* PROMPT *
Type out the complete listing below word for word, without its pictures.

* RECORDS *

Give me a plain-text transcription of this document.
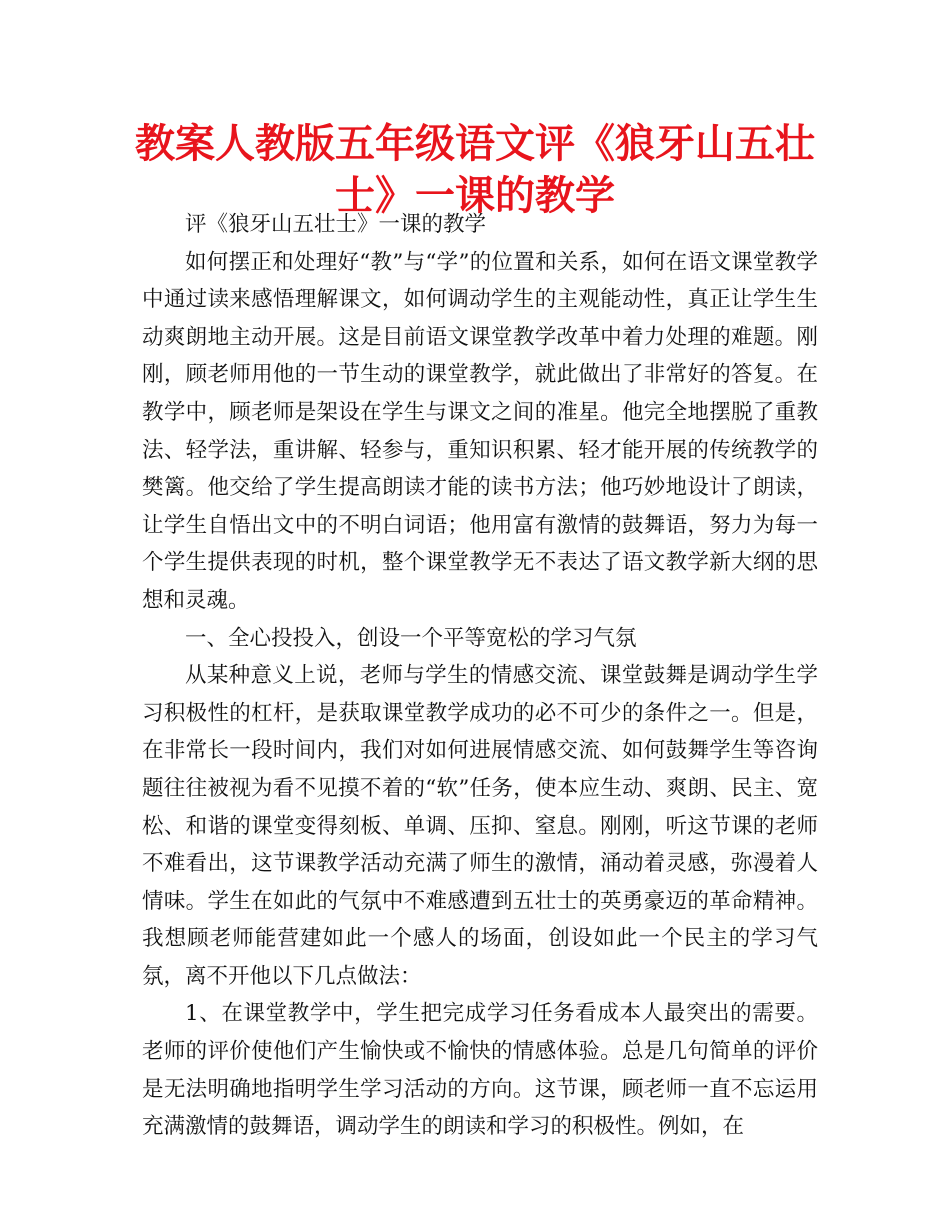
教案人教版五年级语文评《狼牙山五壮士》一课的教学

评《狼牙山五壮士》一课的教学

如何摆正和处理好“教”与“学”的位置和关系，如何在语文课堂教学中通过读来感悟理解课文，如何调动学生的主观能动性，真正让学生生动爽朗地主动开展。这是目前语文课堂教学改革中着力处理的难题。刚刚，顾老师用他的一节生动的课堂教学，就此做出了非常好的答复。在教学中，顾老师是架设在学生与课文之间的准星。他完全地摆脱了重教法、轻学法，重讲解、轻参与，重知识积累、轻才能开展的传统教学的樊篱。他交给了学生提高朗读才能的读书方法；他巧妙地设计了朗读，让学生自悟出文中的不明白词语；他用富有激情的鼓舞语，努力为每一个学生提供表现的时机，整个课堂教学无不表达了语文教学新大纲的思想和灵魂。

一、全心投投入，创设一个平等宽松的学习气氛

从某种意义上说，老师与学生的情感交流、课堂鼓舞是调动学生学习积极性的杠杆，是获取课堂教学成功的必不可少的条件之一。但是，在非常长一段时间内，我们对如何进展情感交流、如何鼓舞学生等咨询题往往被视为看不见摸不着的“软”任务，使本应生动、爽朗、民主、宽松、和谐的课堂变得刻板、单调、压抑、窒息。刚刚，听这节课的老师不难看出，这节课教学活动充满了师生的激情，涌动着灵感，弥漫着人情味。学生在如此的气氛中不难感遭到五壮士的英勇豪迈的革命精神。我想顾老师能营建如此一个感人的场面，创设如此一个民主的学习气氛，离不开他以下几点做法：

1、在课堂教学中，学生把完成学习任务看成本人最突出的需要。老师的评价使他们产生愉快或不愉快的情感体验。总是几句简单的评价是无法明确地指明学生学习活动的方向。这节课，顾老师一直不忘运用充满激情的鼓舞语，调动学生的朗读和学习的积极性。例如，在
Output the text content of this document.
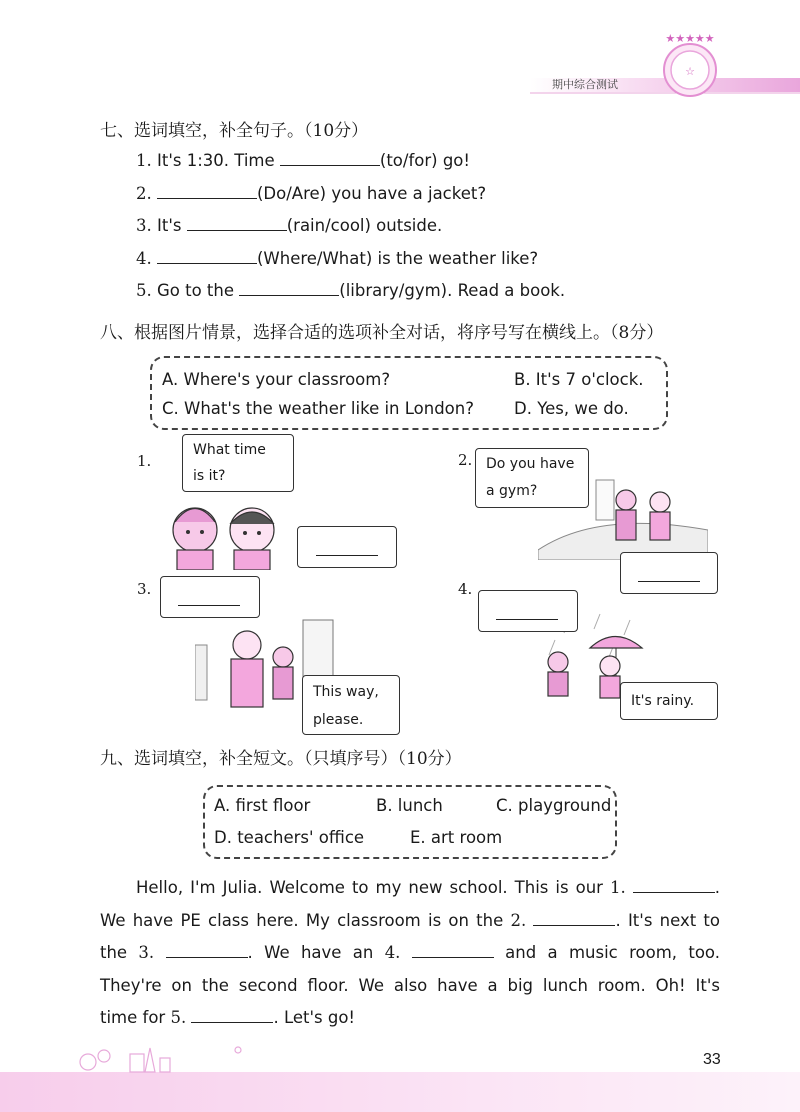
☆
★★★★★
期中综合测试
七、选词填空，补全句子。（10分）
1. It's 1:30. Time	(to/for) go!
2.	(Do/Are) you have a jacket?
3. It's	(rain/cool) outside.
4.	(Where/What) is the weather like?
5. Go to the	(library/gym). Read a book.
八、根据图片情景，选择合适的选项补全对话，将序号写在横线上。（8分）
A. Where's your classroom?	B. It's 7 o'clock.
C. What's the weather like in London? D. Yes, we do.
1.
What time
is it?
2. Do you have
a gym?
3.
This way,
please.
4.
It's rainy.
九、选词填空，补全短文。（只填序号）（10分）
A. first floor	B. lunch	C. playground
D. teachers' office	E. art room
Hello, I'm Julia. Welcome to my new school. This is our 1.	.
We have PE class here. My classroom is on the 2.	. It's next to
the 3.	. We have an 4.	and a music room, too.
They're on the second floor. We also have a big lunch room. Oh! It's
time for 5.	. Let's go!
33
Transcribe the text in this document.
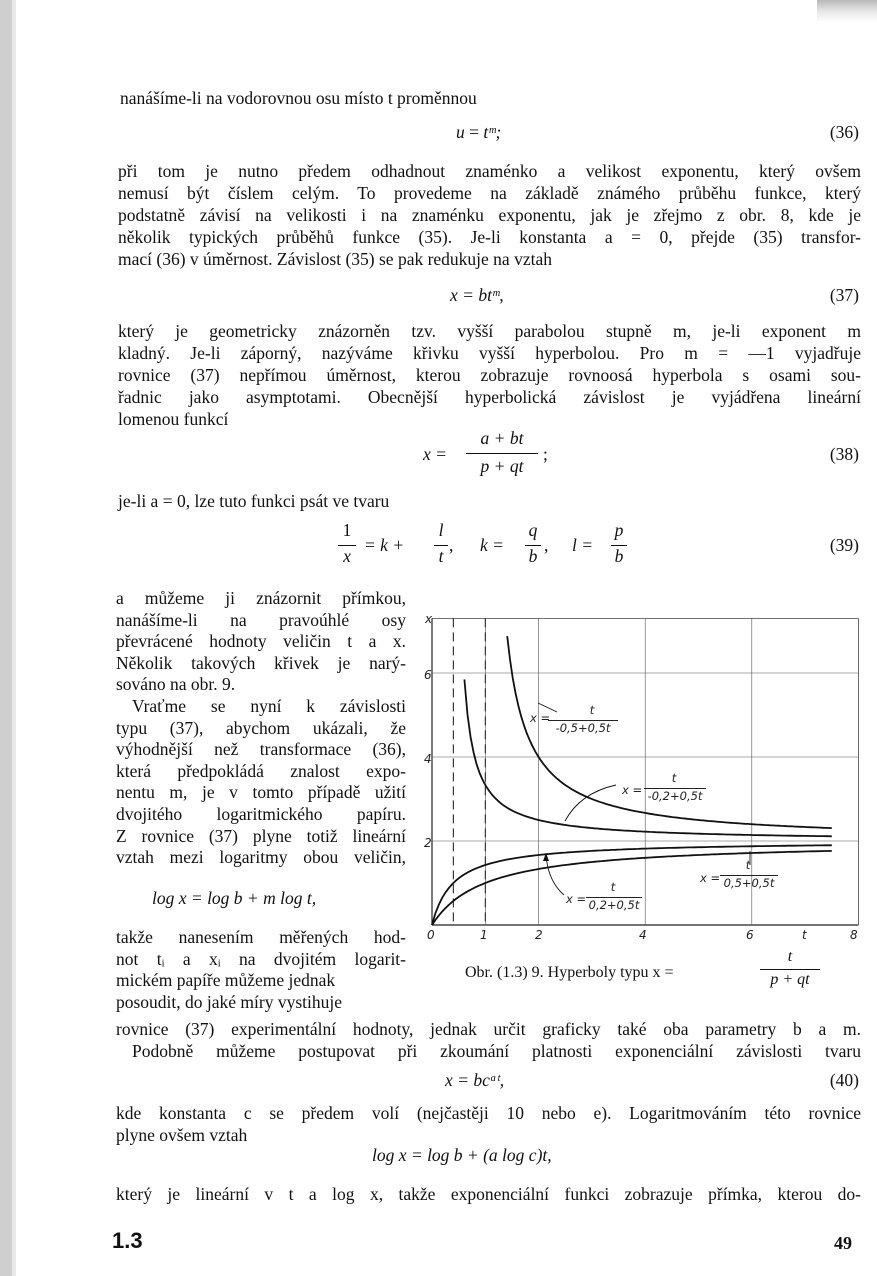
nanášíme-li na vodorovnou osu místo t proměnnou
u = tᵐ;	(36)
při tom je nutno předem odhadnout znaménko a velikost exponentu, který ovšem
nemusí být číslem celým. To provedeme na základě známého průběhu funkce, který
podstatně závisí na velikosti i na znaménku exponentu, jak je zřejmo z obr. 8, kde je
několik typických průběhů funkce (35). Je-li konstanta a = 0, přejde (35) transfor-
mací (36) v úměrnost. Závislost (35) se pak redukuje na vztah
x = btᵐ,	(37)
který je geometricky znázorněn tzv. vyšší parabolou stupně m, je-li exponent m
kladný. Je-li záporný, nazýváme křivku vyšší hyperbolou. Pro m = —1 vyjadřuje
rovnice (37) nepřímou úměrnost, kterou zobrazuje rovnoosá hyperbola s osami sou-
řadnic jako asymptotami. Obecnější hyperbolická závislost je vyjádřena lineární
lomenou funkcí
x =
a + bt
p + qt
;	(38)
je-li a = 0, lze tuto funkci psát ve tvaru
1
x
= k +
l
t
, k =
q
b
, l =
p
b
(39)
a můžeme ji znázornit přímkou,
nanášíme-li na pravoúhlé osy
převrácené hodnoty veličin t a x.
Několik takových křivek je narý-
sováno na obr. 9.
Vraťme se nyní k závislosti
typu (37), abychom ukázali, že
výhodnější než transformace (36),
která předpokládá znalost expo-
nentu m, je v tomto případě užití
dvojitého logaritmického papíru.
Z rovnice (37) plyne totiž lineární
vztah mezi logaritmy obou veličin,
log x = log b + m log t,
takže nanesením měřených hod-
not tᵢ a xᵢ na dvojitém logarit-
mickém papíře můžeme jednak
posoudit, do jaké míry vystihuje
x
6
4
2
0	1	2	4	6	t	8
x =
t
-0,5+0,5t
x =
t
-0,2+0,5t
x =
t
0,5+0,5t
x =
t
0,2+0,5t
Obr. (1.3) 9. Hyperboly typu x =
t
p + qt
rovnice (37) experimentální hodnoty, jednak určit graficky také oba parametry b a m.
Podobně můžeme postupovat při zkoumání platnosti exponenciální závislosti tvaru
x = bcᵃᵗ,	(40)
kde konstanta c se předem volí (nejčastěji 10 nebo e). Logaritmováním této rovnice
plyne ovšem vztah
log x = log b + (a log c)t,
který je lineární v t a log x, takže exponenciální funkci zobrazuje přímka, kterou do-
1.3	49
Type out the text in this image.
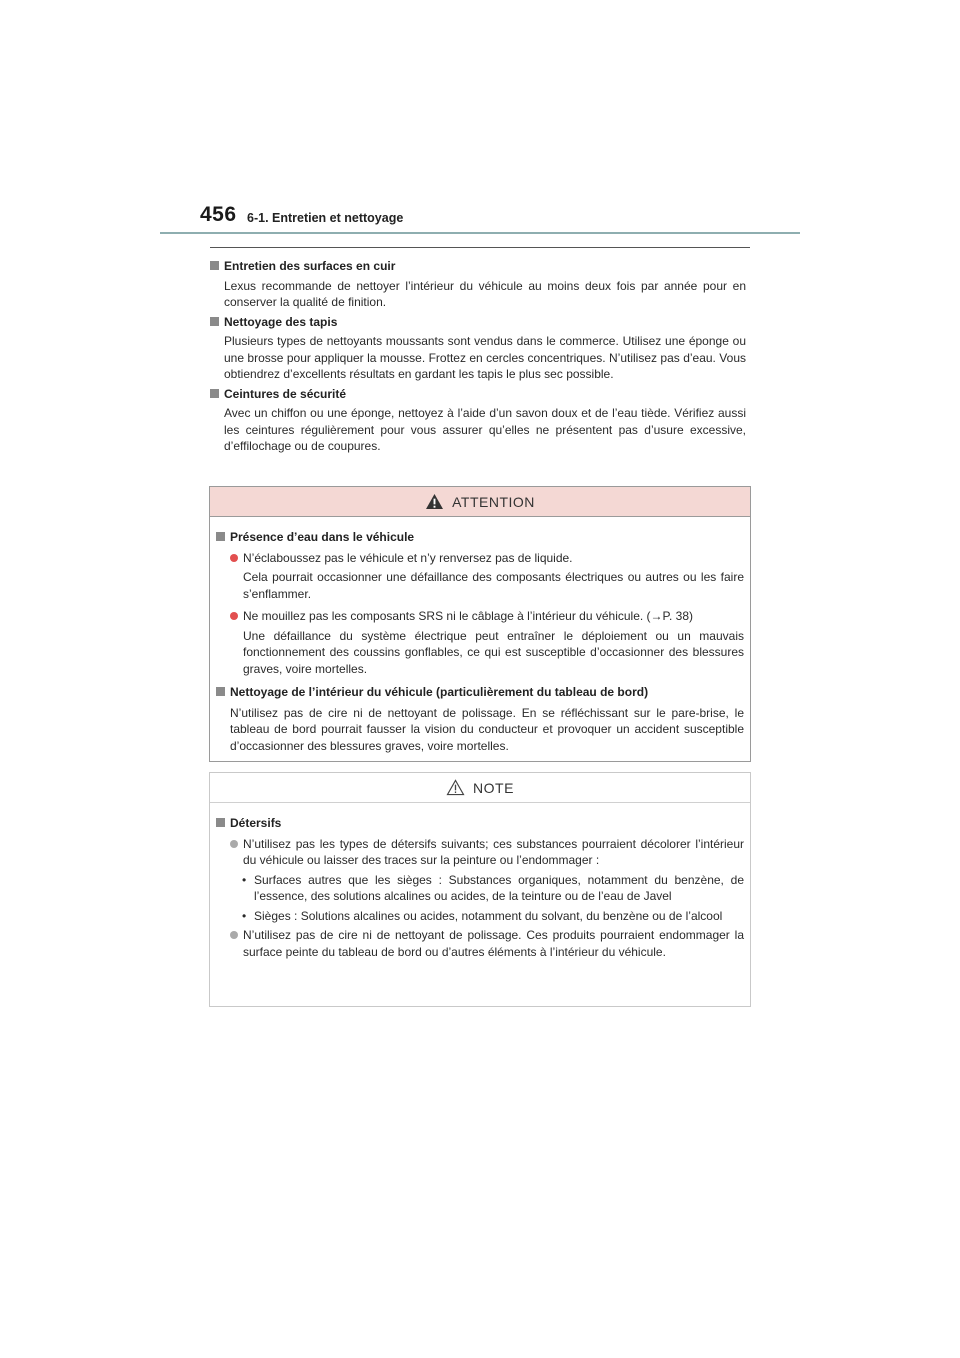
456 6-1. Entretien et nettoyage
Entretien des surfaces en cuir

Lexus recommande de nettoyer l’intérieur du véhicule au moins deux fois par année pour en conserver la qualité de finition.

Nettoyage des tapis

Plusieurs types de nettoyants moussants sont vendus dans le commerce. Utilisez une éponge ou une brosse pour appliquer la mousse. Frottez en cercles concentriques. N’utilisez pas d’eau. Vous obtiendrez d’excellents résultats en gardant les tapis le plus sec possible.

Ceintures de sécurité

Avec un chiffon ou une éponge, nettoyez à l’aide d’un savon doux et de l’eau tiède. Vérifiez aussi les ceintures régulièrement pour vous assurer qu’elles ne présentent pas d’usure excessive, d’effilochage ou de coupures.

ATTENTION
Présence d’eau dans le véhicule
N’éclaboussez pas le véhicule et n’y renversez pas de liquide.
Cela pourrait occasionner une défaillance des composants électriques ou autres ou les faire s’enflammer.
Ne mouillez pas les composants SRS ni le câblage à l’intérieur du véhicule. (→P. 38)
Une défaillance du système électrique peut entraîner le déploiement ou un mauvais fonctionnement des coussins gonflables, ce qui est susceptible d’occasionner des blessures graves, voire mortelles.
Nettoyage de l’intérieur du véhicule (particulièrement du tableau de bord)

N’utilisez pas de cire ni de nettoyant de polissage. En se réfléchissant sur le pare-brise, le tableau de bord pourrait fausser la vision du conducteur et provoquer un accident susceptible d’occasionner des blessures graves, voire mortelles.

NOTE
Détersifs
N’utilisez pas les types de détersifs suivants; ces substances pourraient décolorer l’intérieur du véhicule ou laisser des traces sur la peinture ou l’endommager :
• Surfaces autres que les sièges : Substances organiques, notamment du benzène, de l’essence, des solutions alcalines ou acides, de la teinture ou de l’eau de Javel
• Sièges : Solutions alcalines ou acides, notamment du solvant, du benzène ou de l’alcool
N’utilisez pas de cire ni de nettoyant de polissage. Ces produits pourraient endommager la surface peinte du tableau de bord ou d’autres éléments à l’intérieur du véhicule.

* SOLUTION TO THIS EXERCISE *
Give me a plain-text transcription of this document.
教案人教版五年级语文评《狼牙山五壮士》一课的教学

评《狼牙山五壮士》一课的教学

如何摆正和处理好“教”与“学”的位置和关系，如何在语文课堂教学中通过读来感悟理解课文，如何调动学生的主观能动性，真正让学生生动爽朗地主动开展。这是目前语文课堂教学改革中着力处理的难题。刚刚，顾老师用他的一节生动的课堂教学，就此做出了非常好的答复。在教学中，顾老师是架设在学生与课文之间的准星。他完全地摆脱了重教法、轻学法，重讲解、轻参与，重知识积累、轻才能开展的传统教学的樊篱。他交给了学生提高朗读才能的读书方法；他巧妙地设计了朗读，让学生自悟出文中的不明白词语；他用富有激情的鼓舞语，努力为每一个学生提供表现的时机，整个课堂教学无不表达了语文教学新大纲的思想和灵魂。

一、全心投投入，创设一个平等宽松的学习气氛

从某种意义上说，老师与学生的情感交流、课堂鼓舞是调动学生学习积极性的杠杆，是获取课堂教学成功的必不可少的条件之一。但是，在非常长一段时间内，我们对如何进展情感交流、如何鼓舞学生等咨询题往往被视为看不见摸不着的“软”任务，使本应生动、爽朗、民主、宽松、和谐的课堂变得刻板、单调、压抑、窒息。刚刚，听这节课的老师不难看出，这节课教学活动充满了师生的激情，涌动着灵感，弥漫着人情味。学生在如此的气氛中不难感遭到五壮士的英勇豪迈的革命精神。我想顾老师能营建如此一个感人的场面，创设如此一个民主的学习气氛，离不开他以下几点做法：

1、在课堂教学中，学生把完成学习任务看成本人最突出的需要。老师的评价使他们产生愉快或不愉快的情感体验。总是几句简单的评价是无法明确地指明学生学习活动的方向。这节课，顾老师一直不忘运用充满激情的鼓舞语，调动学生的朗读和学习的积极性。例如，在
Output the text content of this document.
☆
★★★★★
期中综合测试
七、选词填空，补全句子。（10分）
1. It's 1:30. Time	(to/for) go!
2.	(Do/Are) you have a jacket?
3. It's	(rain/cool) outside.
4.	(Where/What) is the weather like?
5. Go to the	(library/gym). Read a book.
八、根据图片情景，选择合适的选项补全对话，将序号写在横线上。（8分）
A. Where's your classroom?	B. It's 7 o'clock.
C. What's the weather like in London? D. Yes, we do.
1.
What time
is it?
2. Do you have
a gym?
3.
This way,
please.
4.
It's rainy.
九、选词填空，补全短文。（只填序号）（10分）
A. first floor	B. lunch	C. playground
D. teachers' office	E. art room
Hello, I'm Julia. Welcome to my new school. This is our 1.	.
We have PE class here. My classroom is on the 2.	. It's next to
the 3.	. We have an 4.	and a music room, too.
They're on the second floor. We also have a big lunch room. Oh! It's
time for 5.	. Let's go!
33
Transcribe the text in this document.
nanášíme-li na vodorovnou osu místo t proměnnou
u = tᵐ;	(36)
při tom je nutno předem odhadnout znaménko a velikost exponentu, který ovšem
nemusí být číslem celým. To provedeme na základě známého průběhu funkce, který
podstatně závisí na velikosti i na znaménku exponentu, jak je zřejmo z obr. 8, kde je
několik typických průběhů funkce (35). Je-li konstanta a = 0, přejde (35) transfor-
mací (36) v úměrnost. Závislost (35) se pak redukuje na vztah
x = btᵐ,	(37)
který je geometricky znázorněn tzv. vyšší parabolou stupně m, je-li exponent m
kladný. Je-li záporný, nazýváme křivku vyšší hyperbolou. Pro m = —1 vyjadřuje
rovnice (37) nepřímou úměrnost, kterou zobrazuje rovnoosá hyperbola s osami sou-
řadnic jako asymptotami. Obecnější hyperbolická závislost je vyjádřena lineární
lomenou funkcí
x =
a + bt
p + qt
;	(38)
je-li a = 0, lze tuto funkci psát ve tvaru
1
x
= k +
l
t
, k =
q
b
, l =
p
b
(39)
a můžeme ji znázornit přímkou,
nanášíme-li na pravoúhlé osy
převrácené hodnoty veličin t a x.
Několik takových křivek je narý-
sováno na obr. 9.
Vraťme se nyní k závislosti
typu (37), abychom ukázali, že
výhodnější než transformace (36),
která předpokládá znalost expo-
nentu m, je v tomto případě užití
dvojitého logaritmického papíru.
Z rovnice (37) plyne totiž lineární
vztah mezi logaritmy obou veličin,
log x = log b + m log t,
takže nanesením měřených hod-
not tᵢ a xᵢ na dvojitém logarit-
mickém papíře můžeme jednak
posoudit, do jaké míry vystihuje
x
6
4
2
0	1	2	4	6	t	8
x =
t
-0,5+0,5t
x =
t
-0,2+0,5t
x =
t
0,5+0,5t
x =
t
0,2+0,5t
Obr. (1.3) 9. Hyperboly typu x =
t
p + qt
rovnice (37) experimentální hodnoty, jednak určit graficky také oba parametry b a m.
Podobně můžeme postupovat při zkoumání platnosti exponenciální závislosti tvaru
x = bcᵃᵗ,	(40)
kde konstanta c se předem volí (nejčastěji 10 nebo e). Logaritmováním této rovnice
plyne ovšem vztah
log x = log b + (a log c)t,
který je lineární v t a log x, takže exponenciální funkci zobrazuje přímka, kterou do-
1.3	49
Type out the text in this image.
456 6-1. Entretien et nettoyage
Entretien des surfaces en cuir

Lexus recommande de nettoyer l’intérieur du véhicule au moins deux fois par année pour en conserver la qualité de finition.

Nettoyage des tapis

Plusieurs types de nettoyants moussants sont vendus dans le commerce. Utilisez une éponge ou une brosse pour appliquer la mousse. Frottez en cercles concentriques. N’utilisez pas d’eau. Vous obtiendrez d’excellents résultats en gardant les tapis le plus sec possible.

Ceintures de sécurité

Avec un chiffon ou une éponge, nettoyez à l’aide d’un savon doux et de l’eau tiède. Vérifiez aussi les ceintures régulièrement pour vous assurer qu’elles ne présentent pas d’usure excessive, d’effilochage ou de coupures.

ATTENTION
Présence d’eau dans le véhicule
N’éclaboussez pas le véhicule et n’y renversez pas de liquide.
Cela pourrait occasionner une défaillance des composants électriques ou autres ou les faire s’enflammer.
Ne mouillez pas les composants SRS ni le câblage à l’intérieur du véhicule. (→P. 38)
Une défaillance du système électrique peut entraîner le déploiement ou un mauvais fonctionnement des coussins gonflables, ce qui est susceptible d’occasionner des blessures graves, voire mortelles.
Nettoyage de l’intérieur du véhicule (particulièrement du tableau de bord)

N’utilisez pas de cire ni de nettoyant de polissage. En se réfléchissant sur le pare-brise, le tableau de bord pourrait fausser la vision du conducteur et provoquer un accident susceptible d’occasionner des blessures graves, voire mortelles.

NOTE
Détersifs
N’utilisez pas les types de détersifs suivants; ces substances pourraient décolorer l’intérieur du véhicule ou laisser des traces sur la peinture ou l’endommager :
• Surfaces autres que les sièges : Substances organiques, notamment du benzène, de l’essence, des solutions alcalines ou acides, de la teinture ou de l’eau de Javel
• Sièges : Solutions alcalines ou acides, notamment du solvant, du benzène ou de l’alcool
N’utilisez pas de cire ni de nettoyant de polissage. Ces produits pourraient endommager la surface peinte du tableau de bord ou d’autres éléments à l’intérieur du véhicule.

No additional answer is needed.